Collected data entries

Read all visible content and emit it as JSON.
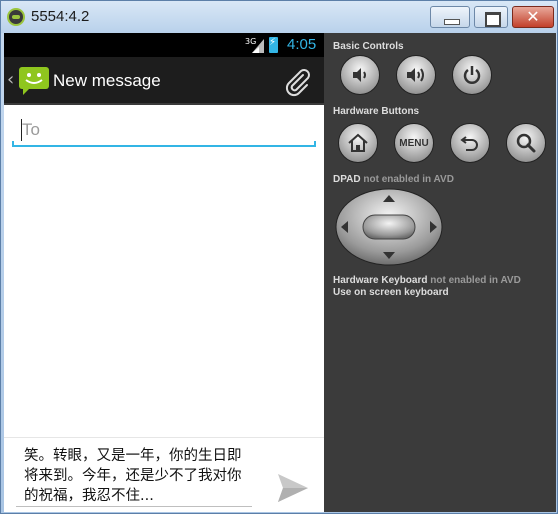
{
  "window": {
    "title": "5554:4.2",
    "close_glyph": "✕"
  },
  "statusbar": {
    "network": "3G",
    "time": "4:05",
    "accent": "#33b5e5"
  },
  "actionbar": {
    "back_glyph": "‹",
    "title": "New message"
  },
  "compose": {
    "to_placeholder": "To",
    "to_value": "",
    "message_text": "笑。转眼，又是一年，你的生日即将来到。今年，还是少不了我对你的祝福，我忍不住..."
  },
  "panel": {
    "basic_controls": "Basic Controls",
    "hardware_buttons": "Hardware Buttons",
    "menu_label": "MENU",
    "dpad_label": "DPAD",
    "dpad_note": "not enabled in AVD",
    "keyboard_label": "Hardware Keyboard",
    "keyboard_note": "not enabled in AVD",
    "keyboard_hint": "Use on screen keyboard"
  }
}
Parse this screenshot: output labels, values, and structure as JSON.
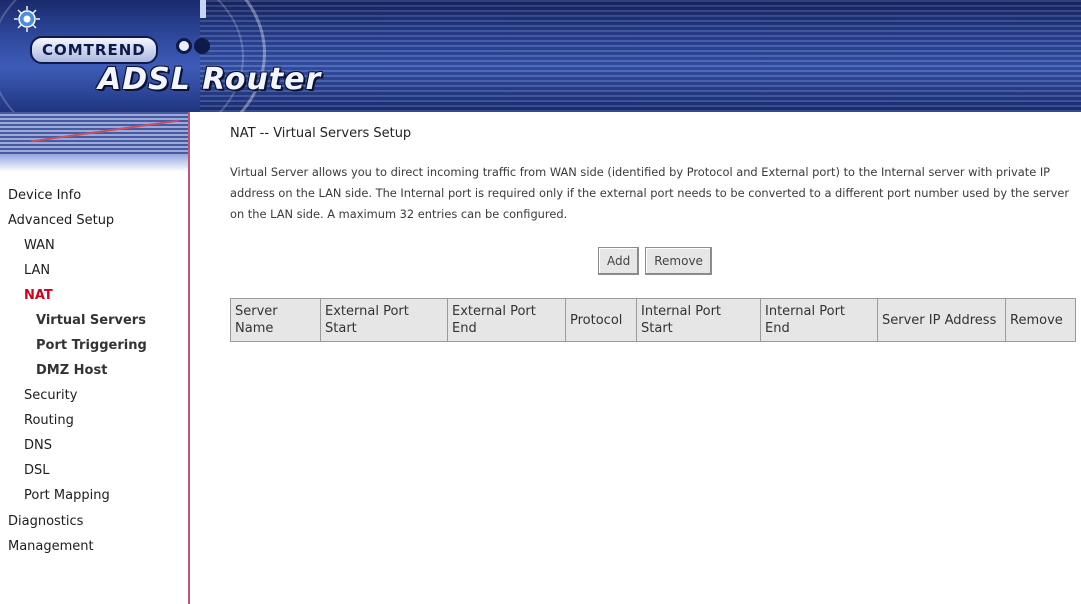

*To be done*
Reproduce each entry precisely. Leave the pictures out.

*Exercise solution*
Read all visible content and emit it as JSON.
{
  "window": {
    "title": "5554:4.2",
    "close_glyph": "✕"
  },
  "statusbar": {
    "network": "3G",
    "time": "4:05",
    "accent": "#33b5e5"
  },
  "actionbar": {
    "back_glyph": "‹",
    "title": "New message"
  },
  "compose": {
    "to_placeholder": "To",
    "to_value": "",
    "message_text": "笑。转眼，又是一年，你的生日即将来到。今年，还是少不了我对你的祝福，我忍不住..."
  },
  "panel": {
    "basic_controls": "Basic Controls",
    "hardware_buttons": "Hardware Buttons",
    "menu_label": "MENU",
    "dpad_label": "DPAD",
    "dpad_note": "not enabled in AVD",
    "keyboard_label": "Hardware Keyboard",
    "keyboard_note": "not enabled in AVD",
    "keyboard_hint": "Use on screen keyboard"
  }
}
Parse this screenshot: output labels, values, and structure as JSON.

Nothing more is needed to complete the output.